▶ **GIVEN TASK**
Images embedded in the records are excluded; print everything else exactly as given.

Extracts from a graphics dataset:
============
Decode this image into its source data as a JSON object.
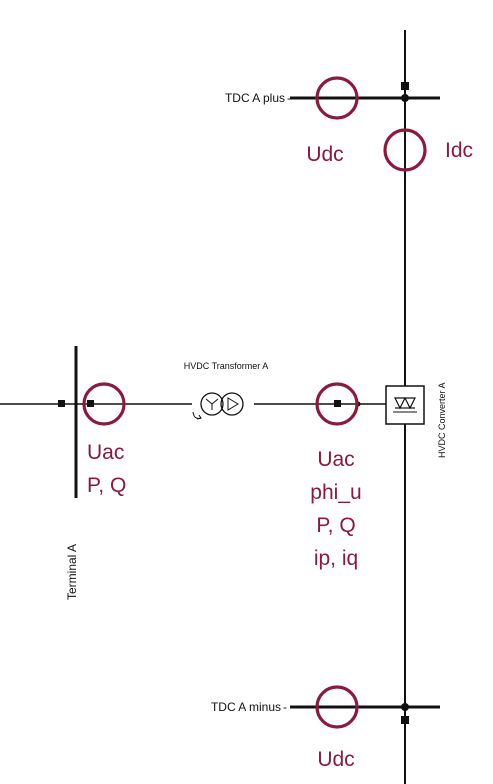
{
  "labels": {
    "tdc_plus": "TDC A plus",
    "tdc_minus": "TDC A minus",
    "transformer": "HVDC Transformer A",
    "converter": "HVDC Converter A",
    "terminal": "Terminal A"
  },
  "measurements": {
    "udc_top": "Udc",
    "idc": "Idc",
    "terminal_lines": [
      "Uac",
      "P, Q"
    ],
    "converter_ac_lines": [
      "Uac",
      "phi_u",
      "P, Q",
      "ip, iq"
    ],
    "udc_bottom": "Udc"
  },
  "colors": {
    "marker": "#8b1a3c",
    "wire": "#111111",
    "background": "#ffffff"
  }
}
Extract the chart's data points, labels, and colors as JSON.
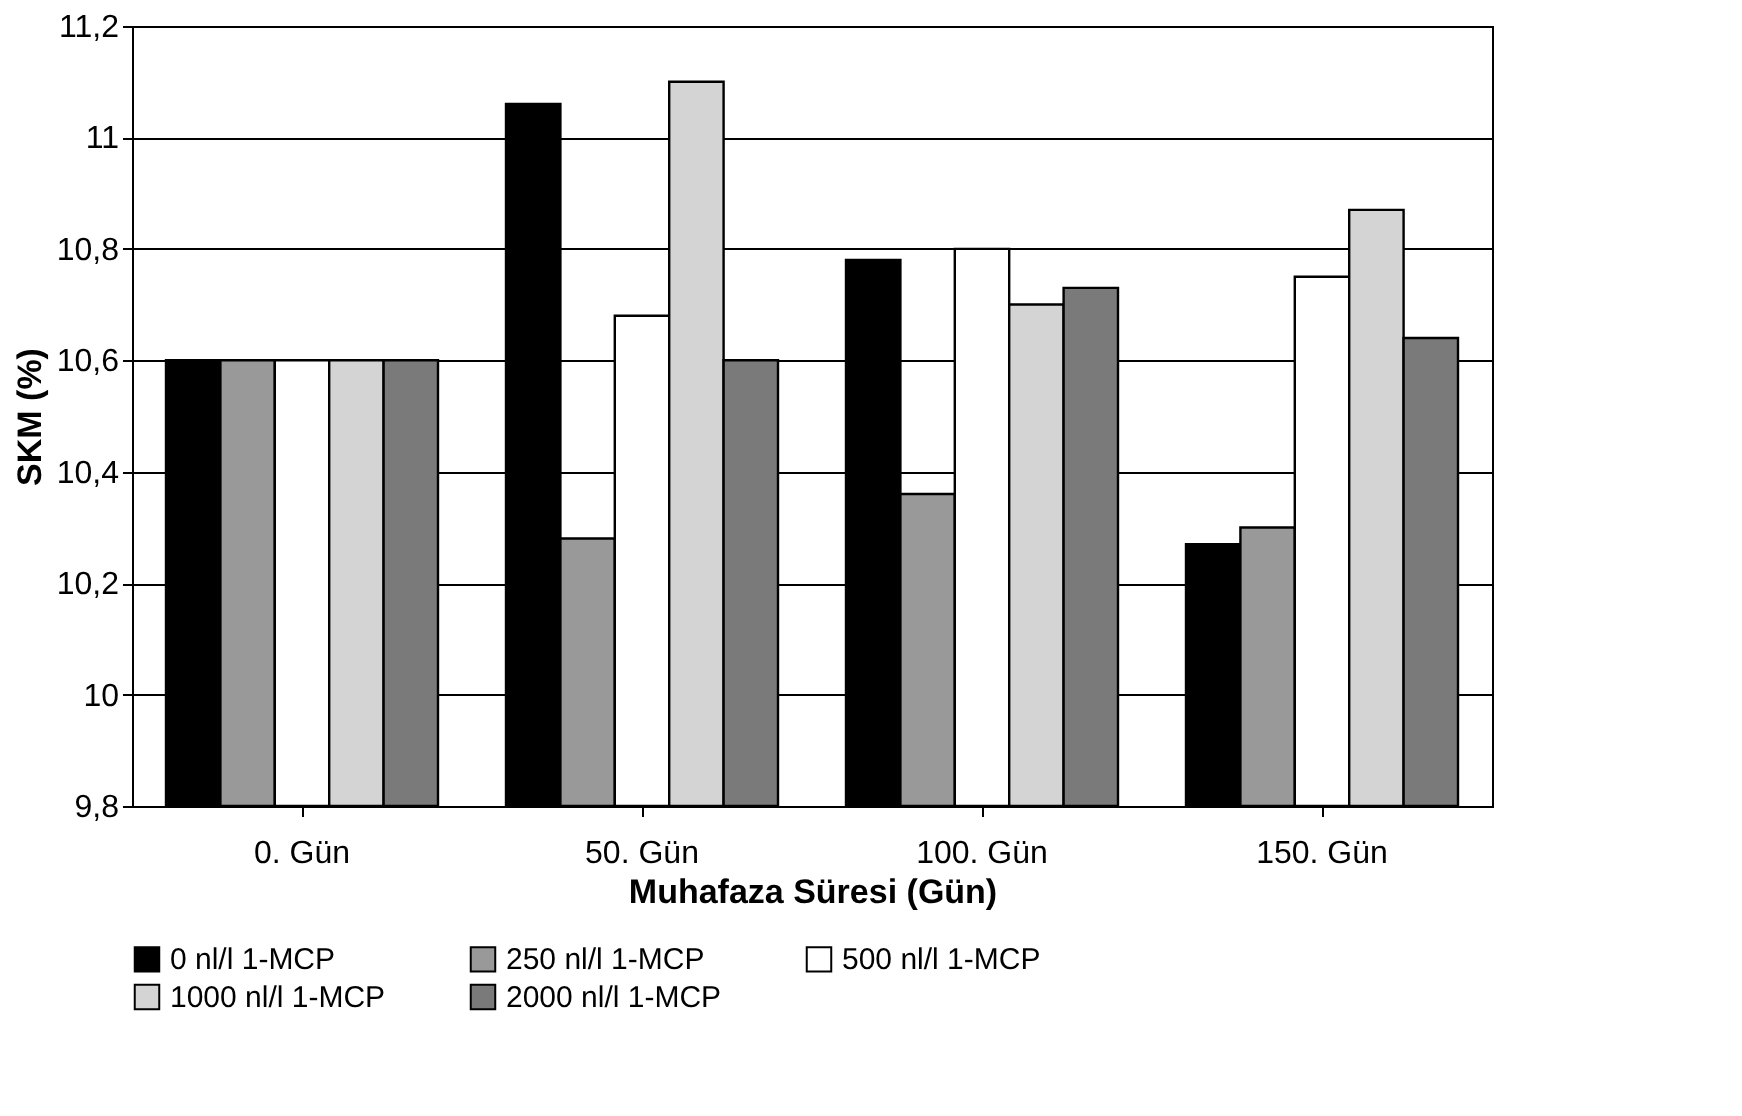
============
▶ **REPLY**
Decode this image into its source data as a JSON object.
{
  "labels": {
    "tdc_plus": "TDC A plus",
    "tdc_minus": "TDC A minus",
    "transformer": "HVDC Transformer A",
    "converter": "HVDC Converter A",
    "terminal": "Terminal A"
  },
  "measurements": {
    "udc_top": "Udc",
    "idc": "Idc",
    "terminal_lines": [
      "Uac",
      "P, Q"
    ],
    "converter_ac_lines": [
      "Uac",
      "phi_u",
      "P, Q",
      "ip, iq"
    ],
    "udc_bottom": "Udc"
  },
  "colors": {
    "marker": "#8b1a3c",
    "wire": "#111111",
    "background": "#ffffff"
  }
}
Extract the chart's data points, labels, and colors as JSON.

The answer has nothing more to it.